## TASK STATEMENT:
Write out the records word for word, with no pictures.

## DATA:
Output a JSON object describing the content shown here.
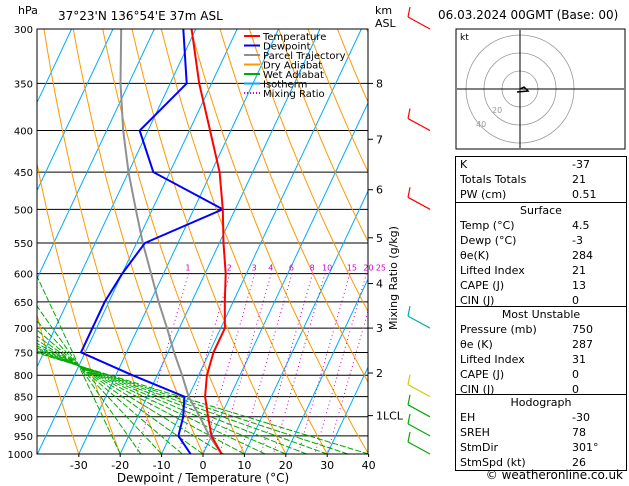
{
  "header": {
    "units_label": "hPa",
    "location": "37°23'N  136°54'E  37m  ASL",
    "km_label": "km",
    "asl_label": "ASL",
    "datetime": "06.03.2024  00GMT  (Base: 00)"
  },
  "legend": {
    "items": [
      {
        "label": "Temperature",
        "color": "#ff0000",
        "style": "solid"
      },
      {
        "label": "Dewpoint",
        "color": "#0000ff",
        "style": "solid"
      },
      {
        "label": "Parcel Trajectory",
        "color": "#909090",
        "style": "solid"
      },
      {
        "label": "Dry Adiabat",
        "color": "#ff9900",
        "style": "solid"
      },
      {
        "label": "Wet Adiabat",
        "color": "#00aa00",
        "style": "solid"
      },
      {
        "label": "Isotherm",
        "color": "#00aaff",
        "style": "solid"
      },
      {
        "label": "Mixing Ratio",
        "color": "#cc00cc",
        "style": "dotted"
      }
    ]
  },
  "chart_data": {
    "type": "skew-t",
    "xlabel": "Dewpoint / Temperature (°C)",
    "ylabel_right": "Mixing Ratio (g/kg)",
    "pressure_ticks": [
      300,
      350,
      400,
      450,
      500,
      550,
      600,
      650,
      700,
      750,
      800,
      850,
      900,
      950,
      1000
    ],
    "temp_ticks": [
      -30,
      -20,
      -10,
      0,
      10,
      20,
      30,
      40
    ],
    "xlim": [
      -40,
      40
    ],
    "ylim": [
      1000,
      300
    ],
    "km_ticks": [
      {
        "km": "8",
        "p": 350
      },
      {
        "km": "7",
        "p": 410
      },
      {
        "km": "6",
        "p": 473
      },
      {
        "km": "5",
        "p": 542
      },
      {
        "km": "4",
        "p": 617
      },
      {
        "km": "3",
        "p": 700
      },
      {
        "km": "2",
        "p": 795
      },
      {
        "km": "1LCL",
        "p": 897
      }
    ],
    "mixing_ratio_labels": [
      {
        "label": "1",
        "p": 600,
        "t": -24
      },
      {
        "label": "2",
        "p": 600,
        "t": -14
      },
      {
        "label": "3",
        "p": 600,
        "t": -8
      },
      {
        "label": "4",
        "p": 600,
        "t": -4
      },
      {
        "label": "6",
        "p": 600,
        "t": 1
      },
      {
        "label": "8",
        "p": 600,
        "t": 6
      },
      {
        "label": "10",
        "p": 600,
        "t": 9
      },
      {
        "label": "15",
        "p": 600,
        "t": 15
      },
      {
        "label": "20",
        "p": 600,
        "t": 19
      },
      {
        "label": "25",
        "p": 600,
        "t": 22
      }
    ],
    "temperature": {
      "p": [
        1000,
        950,
        900,
        850,
        800,
        750,
        700,
        650,
        600,
        550,
        500,
        450,
        400,
        350,
        300
      ],
      "t": [
        4.5,
        0,
        -3,
        -6,
        -8,
        -9,
        -9,
        -12,
        -15,
        -19,
        -23,
        -28,
        -35,
        -43,
        -51
      ]
    },
    "dewpoint": {
      "p": [
        1000,
        950,
        900,
        850,
        800,
        750,
        700,
        650,
        600,
        550,
        500,
        450,
        400,
        350,
        300
      ],
      "t": [
        -3,
        -8,
        -9,
        -11,
        -26,
        -41,
        -41,
        -41,
        -40,
        -38,
        -23,
        -44,
        -52,
        -46,
        -53
      ]
    },
    "parcel": {
      "p": [
        1000,
        950,
        900,
        850,
        800,
        750,
        700,
        650,
        600,
        550,
        500,
        450,
        400,
        350,
        300
      ],
      "t": [
        4.5,
        -0.5,
        -5,
        -10,
        -14,
        -18.5,
        -23,
        -28,
        -33,
        -38.5,
        -44,
        -50,
        -56,
        -62,
        -68
      ]
    },
    "hodograph": {
      "label": "kt",
      "rings": [
        "20",
        "40"
      ],
      "rings_values": [
        20,
        40
      ]
    },
    "wind_barbs": [
      {
        "p": 300,
        "color": "#ff0000"
      },
      {
        "p": 400,
        "color": "#ff0000"
      },
      {
        "p": 500,
        "color": "#ff0000"
      },
      {
        "p": 700,
        "color": "#00aaaa"
      },
      {
        "p": 850,
        "color": "#cccc00"
      },
      {
        "p": 900,
        "color": "#00aa00"
      },
      {
        "p": 950,
        "color": "#00aa00"
      },
      {
        "p": 1000,
        "color": "#00aa00"
      }
    ]
  },
  "indices": {
    "rows": [
      {
        "label": "K",
        "value": "-37"
      },
      {
        "label": "Totals Totals",
        "value": "21"
      },
      {
        "label": "PW (cm)",
        "value": "0.51"
      }
    ]
  },
  "surface": {
    "title": "Surface",
    "rows": [
      {
        "label": "Temp (°C)",
        "value": "4.5"
      },
      {
        "label": "Dewp (°C)",
        "value": "-3"
      },
      {
        "label": "θe(K)",
        "value": "284"
      },
      {
        "label": "Lifted Index",
        "value": "21"
      },
      {
        "label": "CAPE (J)",
        "value": "13"
      },
      {
        "label": "CIN (J)",
        "value": "0"
      }
    ]
  },
  "most_unstable": {
    "title": "Most Unstable",
    "rows": [
      {
        "label": "Pressure (mb)",
        "value": "750"
      },
      {
        "label": "θe (K)",
        "value": "287"
      },
      {
        "label": "Lifted Index",
        "value": "31"
      },
      {
        "label": "CAPE (J)",
        "value": "0"
      },
      {
        "label": "CIN (J)",
        "value": "0"
      }
    ]
  },
  "hodograph_table": {
    "title": "Hodograph",
    "rows": [
      {
        "label": "EH",
        "value": "-30"
      },
      {
        "label": "SREH",
        "value": "78"
      },
      {
        "label": "StmDir",
        "value": "301°"
      },
      {
        "label": "StmSpd (kt)",
        "value": "26"
      }
    ]
  },
  "footer": "© weatheronline.co.uk"
}
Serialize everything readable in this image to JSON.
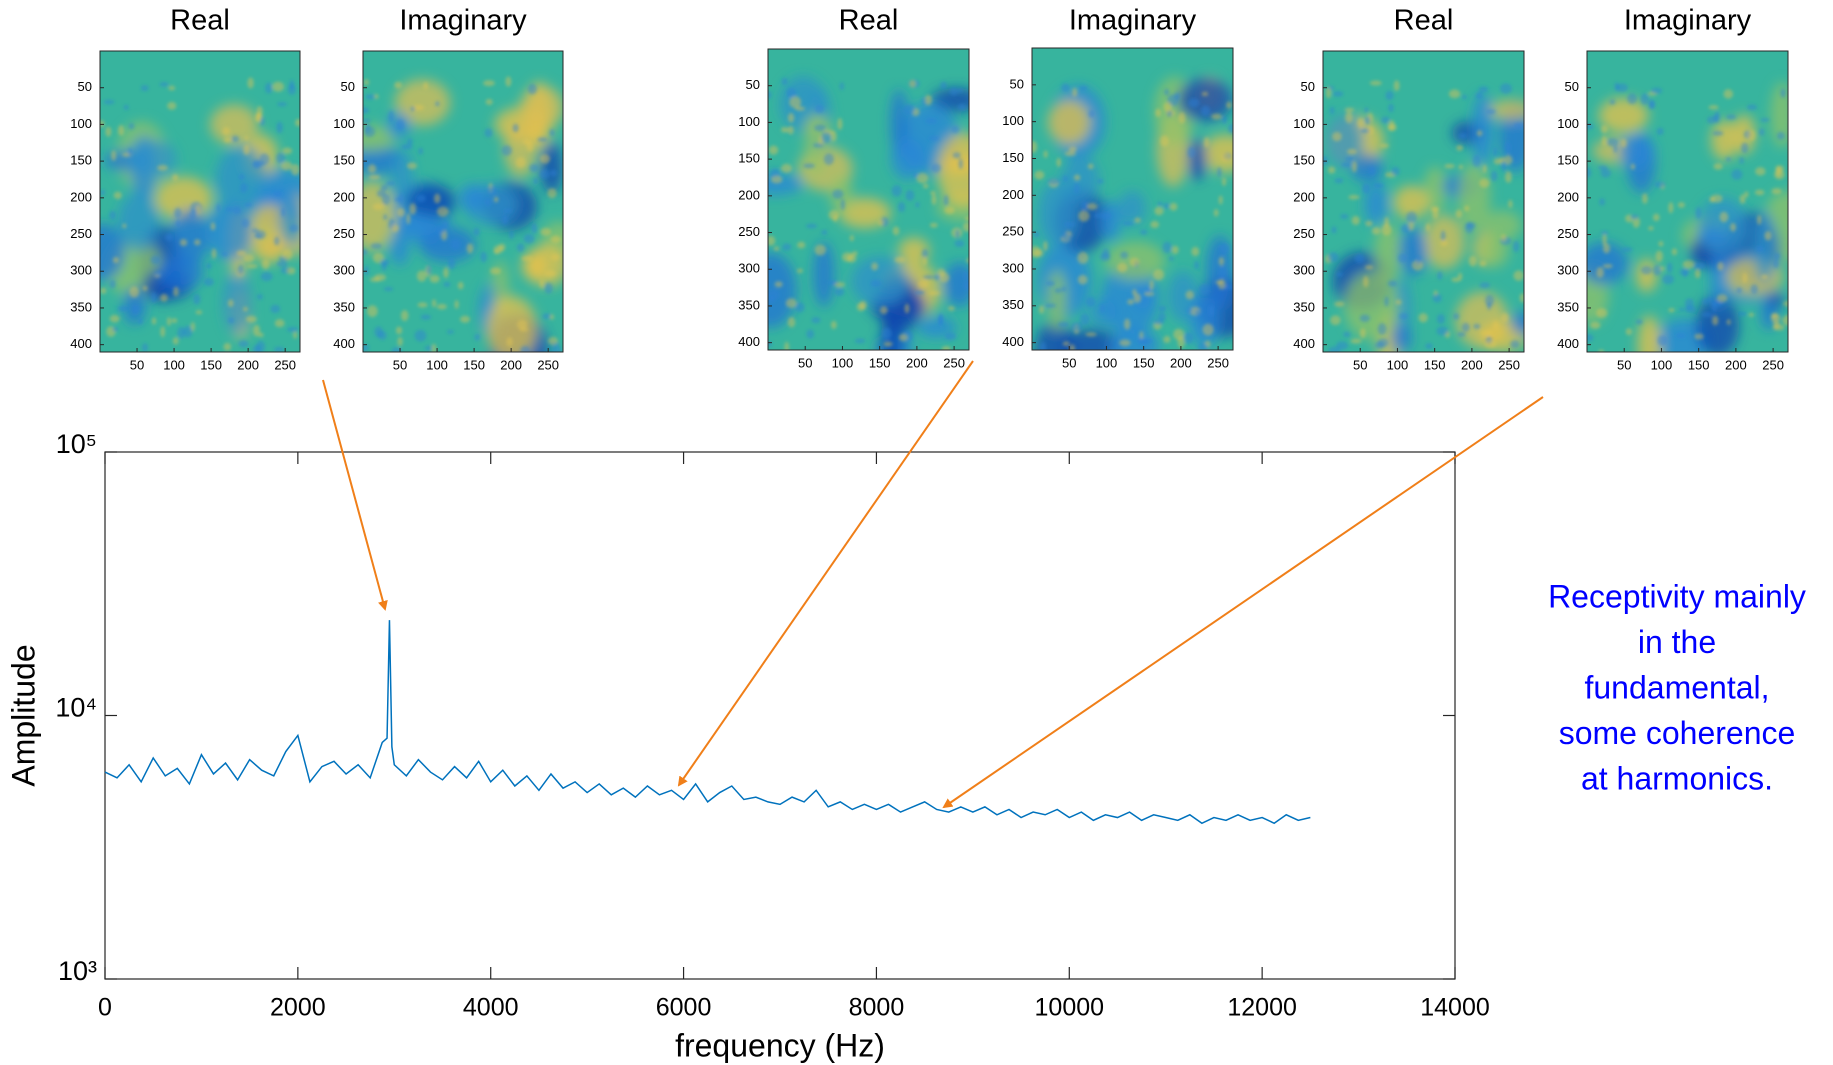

## ANSWER TO THIS EXERCISE:
Output a JSON object describing the content shown here.
{
  "header": {
    "units_label": "hPa",
    "location": "37°23'N  136°54'E  37m  ASL",
    "km_label": "km",
    "asl_label": "ASL",
    "datetime": "06.03.2024  00GMT  (Base: 00)"
  },
  "legend": {
    "items": [
      {
        "label": "Temperature",
        "color": "#ff0000",
        "style": "solid"
      },
      {
        "label": "Dewpoint",
        "color": "#0000ff",
        "style": "solid"
      },
      {
        "label": "Parcel Trajectory",
        "color": "#909090",
        "style": "solid"
      },
      {
        "label": "Dry Adiabat",
        "color": "#ff9900",
        "style": "solid"
      },
      {
        "label": "Wet Adiabat",
        "color": "#00aa00",
        "style": "solid"
      },
      {
        "label": "Isotherm",
        "color": "#00aaff",
        "style": "solid"
      },
      {
        "label": "Mixing Ratio",
        "color": "#cc00cc",
        "style": "dotted"
      }
    ]
  },
  "chart_data": {
    "type": "skew-t",
    "xlabel": "Dewpoint / Temperature (°C)",
    "ylabel_right": "Mixing Ratio (g/kg)",
    "pressure_ticks": [
      300,
      350,
      400,
      450,
      500,
      550,
      600,
      650,
      700,
      750,
      800,
      850,
      900,
      950,
      1000
    ],
    "temp_ticks": [
      -30,
      -20,
      -10,
      0,
      10,
      20,
      30,
      40
    ],
    "xlim": [
      -40,
      40
    ],
    "ylim": [
      1000,
      300
    ],
    "km_ticks": [
      {
        "km": "8",
        "p": 350
      },
      {
        "km": "7",
        "p": 410
      },
      {
        "km": "6",
        "p": 473
      },
      {
        "km": "5",
        "p": 542
      },
      {
        "km": "4",
        "p": 617
      },
      {
        "km": "3",
        "p": 700
      },
      {
        "km": "2",
        "p": 795
      },
      {
        "km": "1LCL",
        "p": 897
      }
    ],
    "mixing_ratio_labels": [
      {
        "label": "1",
        "p": 600,
        "t": -24
      },
      {
        "label": "2",
        "p": 600,
        "t": -14
      },
      {
        "label": "3",
        "p": 600,
        "t": -8
      },
      {
        "label": "4",
        "p": 600,
        "t": -4
      },
      {
        "label": "6",
        "p": 600,
        "t": 1
      },
      {
        "label": "8",
        "p": 600,
        "t": 6
      },
      {
        "label": "10",
        "p": 600,
        "t": 9
      },
      {
        "label": "15",
        "p": 600,
        "t": 15
      },
      {
        "label": "20",
        "p": 600,
        "t": 19
      },
      {
        "label": "25",
        "p": 600,
        "t": 22
      }
    ],
    "temperature": {
      "p": [
        1000,
        950,
        900,
        850,
        800,
        750,
        700,
        650,
        600,
        550,
        500,
        450,
        400,
        350,
        300
      ],
      "t": [
        4.5,
        0,
        -3,
        -6,
        -8,
        -9,
        -9,
        -12,
        -15,
        -19,
        -23,
        -28,
        -35,
        -43,
        -51
      ]
    },
    "dewpoint": {
      "p": [
        1000,
        950,
        900,
        850,
        800,
        750,
        700,
        650,
        600,
        550,
        500,
        450,
        400,
        350,
        300
      ],
      "t": [
        -3,
        -8,
        -9,
        -11,
        -26,
        -41,
        -41,
        -41,
        -40,
        -38,
        -23,
        -44,
        -52,
        -46,
        -53
      ]
    },
    "parcel": {
      "p": [
        1000,
        950,
        900,
        850,
        800,
        750,
        700,
        650,
        600,
        550,
        500,
        450,
        400,
        350,
        300
      ],
      "t": [
        4.5,
        -0.5,
        -5,
        -10,
        -14,
        -18.5,
        -23,
        -28,
        -33,
        -38.5,
        -44,
        -50,
        -56,
        -62,
        -68
      ]
    },
    "hodograph": {
      "label": "kt",
      "rings": [
        "20",
        "40"
      ],
      "rings_values": [
        20,
        40
      ]
    },
    "wind_barbs": [
      {
        "p": 300,
        "color": "#ff0000"
      },
      {
        "p": 400,
        "color": "#ff0000"
      },
      {
        "p": 500,
        "color": "#ff0000"
      },
      {
        "p": 700,
        "color": "#00aaaa"
      },
      {
        "p": 850,
        "color": "#cccc00"
      },
      {
        "p": 900,
        "color": "#00aa00"
      },
      {
        "p": 950,
        "color": "#00aa00"
      },
      {
        "p": 1000,
        "color": "#00aa00"
      }
    ]
  },
  "indices": {
    "rows": [
      {
        "label": "K",
        "value": "-37"
      },
      {
        "label": "Totals Totals",
        "value": "21"
      },
      {
        "label": "PW (cm)",
        "value": "0.51"
      }
    ]
  },
  "surface": {
    "title": "Surface",
    "rows": [
      {
        "label": "Temp (°C)",
        "value": "4.5"
      },
      {
        "label": "Dewp (°C)",
        "value": "-3"
      },
      {
        "label": "θe(K)",
        "value": "284"
      },
      {
        "label": "Lifted Index",
        "value": "21"
      },
      {
        "label": "CAPE (J)",
        "value": "13"
      },
      {
        "label": "CIN (J)",
        "value": "0"
      }
    ]
  },
  "most_unstable": {
    "title": "Most Unstable",
    "rows": [
      {
        "label": "Pressure (mb)",
        "value": "750"
      },
      {
        "label": "θe (K)",
        "value": "287"
      },
      {
        "label": "Lifted Index",
        "value": "31"
      },
      {
        "label": "CAPE (J)",
        "value": "0"
      },
      {
        "label": "CIN (J)",
        "value": "0"
      }
    ]
  },
  "hodograph_table": {
    "title": "Hodograph",
    "rows": [
      {
        "label": "EH",
        "value": "-30"
      },
      {
        "label": "SREH",
        "value": "78"
      },
      {
        "label": "StmDir",
        "value": "301°"
      },
      {
        "label": "StmSpd (kt)",
        "value": "26"
      }
    ]
  },
  "footer": "© weatheronline.co.uk"
}
Serialize everything readable in this image to JSON.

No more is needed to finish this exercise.